<<<<
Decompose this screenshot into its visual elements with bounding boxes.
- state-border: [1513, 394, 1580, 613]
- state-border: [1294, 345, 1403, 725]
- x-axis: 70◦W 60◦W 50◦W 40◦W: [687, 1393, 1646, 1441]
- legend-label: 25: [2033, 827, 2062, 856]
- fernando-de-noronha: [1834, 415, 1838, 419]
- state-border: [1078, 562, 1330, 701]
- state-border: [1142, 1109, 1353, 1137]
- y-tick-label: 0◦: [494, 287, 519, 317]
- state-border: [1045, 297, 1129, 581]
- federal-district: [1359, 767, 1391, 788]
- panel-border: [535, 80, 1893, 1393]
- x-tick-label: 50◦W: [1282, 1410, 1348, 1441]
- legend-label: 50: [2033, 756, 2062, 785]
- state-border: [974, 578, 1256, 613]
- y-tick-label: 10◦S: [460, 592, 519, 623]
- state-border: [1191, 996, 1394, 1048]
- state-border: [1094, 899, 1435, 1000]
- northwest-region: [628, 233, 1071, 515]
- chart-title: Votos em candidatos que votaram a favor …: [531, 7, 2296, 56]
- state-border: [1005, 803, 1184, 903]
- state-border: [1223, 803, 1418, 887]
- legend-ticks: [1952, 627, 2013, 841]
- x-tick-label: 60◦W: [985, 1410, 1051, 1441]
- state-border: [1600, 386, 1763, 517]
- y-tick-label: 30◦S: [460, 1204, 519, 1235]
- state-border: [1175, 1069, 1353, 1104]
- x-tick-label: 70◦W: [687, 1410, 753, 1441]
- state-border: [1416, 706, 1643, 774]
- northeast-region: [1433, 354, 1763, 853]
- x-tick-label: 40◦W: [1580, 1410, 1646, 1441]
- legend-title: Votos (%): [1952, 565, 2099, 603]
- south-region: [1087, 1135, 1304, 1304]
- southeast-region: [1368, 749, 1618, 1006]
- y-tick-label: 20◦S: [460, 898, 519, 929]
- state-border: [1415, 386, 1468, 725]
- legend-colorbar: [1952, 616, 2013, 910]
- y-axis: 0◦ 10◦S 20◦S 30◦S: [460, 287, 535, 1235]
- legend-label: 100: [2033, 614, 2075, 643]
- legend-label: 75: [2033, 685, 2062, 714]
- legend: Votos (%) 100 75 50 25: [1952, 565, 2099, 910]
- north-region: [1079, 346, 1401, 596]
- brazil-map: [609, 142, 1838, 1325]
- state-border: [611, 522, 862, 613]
>>>>
**Set exercise:**
Turn every line of the records above into a JSON list of strings, one string per line, with blank lines left out.

**Answer to this task:**
[
  "Decompose this screenshot into its visual elements with bounding boxes.",
  "- state-border: [1513, 394, 1580, 613]",
  "- state-border: [1294, 345, 1403, 725]",
  "- x-axis: 70◦W 60◦W 50◦W 40◦W: [687, 1393, 1646, 1441]",
  "- legend-label: 25: [2033, 827, 2062, 856]",
  "- fernando-de-noronha: [1834, 415, 1838, 419]",
  "- state-border: [1078, 562, 1330, 701]",
  "- state-border: [1142, 1109, 1353, 1137]",
  "- y-tick-label: 0◦: [494, 287, 519, 317]",
  "- state-border: [1045, 297, 1129, 581]",
  "- federal-district: [1359, 767, 1391, 788]",
  "- panel-border: [535, 80, 1893, 1393]",
  "- x-tick-label: 50◦W: [1282, 1410, 1348, 1441]",
  "- legend-label: 50: [2033, 756, 2062, 785]",
  "- state-border: [974, 578, 1256, 613]",
  "- y-tick-label: 10◦S: [460, 592, 519, 623]",
  "- state-border: [1191, 996, 1394, 1048]",
  "- state-border: [1094, 899, 1435, 1000]",
  "- northwest-region: [628, 233, 1071, 515]",
  "- chart-title: Votos em candidatos que votaram a favor …: [531, 7, 2296, 56]",
  "- state-border: [1005, 803, 1184, 903]",
  "- state-border: [1223, 803, 1418, 887]",
  "- legend-ticks: [1952, 627, 2013, 841]",
  "- x-tick-label: 60◦W: [985, 1410, 1051, 1441]",
  "- state-border: [1600, 386, 1763, 517]",
  "- y-tick-label: 30◦S: [460, 1204, 519, 1235]",
  "- state-border: [1175, 1069, 1353, 1104]",
  "- x-tick-label: 70◦W: [687, 1410, 753, 1441]",
  "- state-border: [1416, 706, 1643, 774]",
  "- northeast-region: [1433, 354, 1763, 853]",
  "- x-tick-label: 40◦W: [1580, 1410, 1646, 1441]",
  "- legend-title: Votos (%): [1952, 565, 2099, 603]",
  "- south-region: [1087, 1135, 1304, 1304]",
  "- southeast-region: [1368, 749, 1618, 1006]",
  "- y-tick-label: 20◦S: [460, 898, 519, 929]",
  "- state-border: [1415, 386, 1468, 725]",
  "- legend-colorbar: [1952, 616, 2013, 910]",
  "- y-axis: 0◦ 10◦S 20◦S 30◦S: [460, 287, 535, 1235]",
  "- legend-label: 100: [2033, 614, 2075, 643]",
  "- legend-label: 75: [2033, 685, 2062, 714]",
  "- legend: Votos (%) 100 75 50 25: [1952, 565, 2099, 910]",
  "- north-region: [1079, 346, 1401, 596]",
  "- brazil-map: [609, 142, 1838, 1325]",
  "- state-border: [611, 522, 862, 613]"
]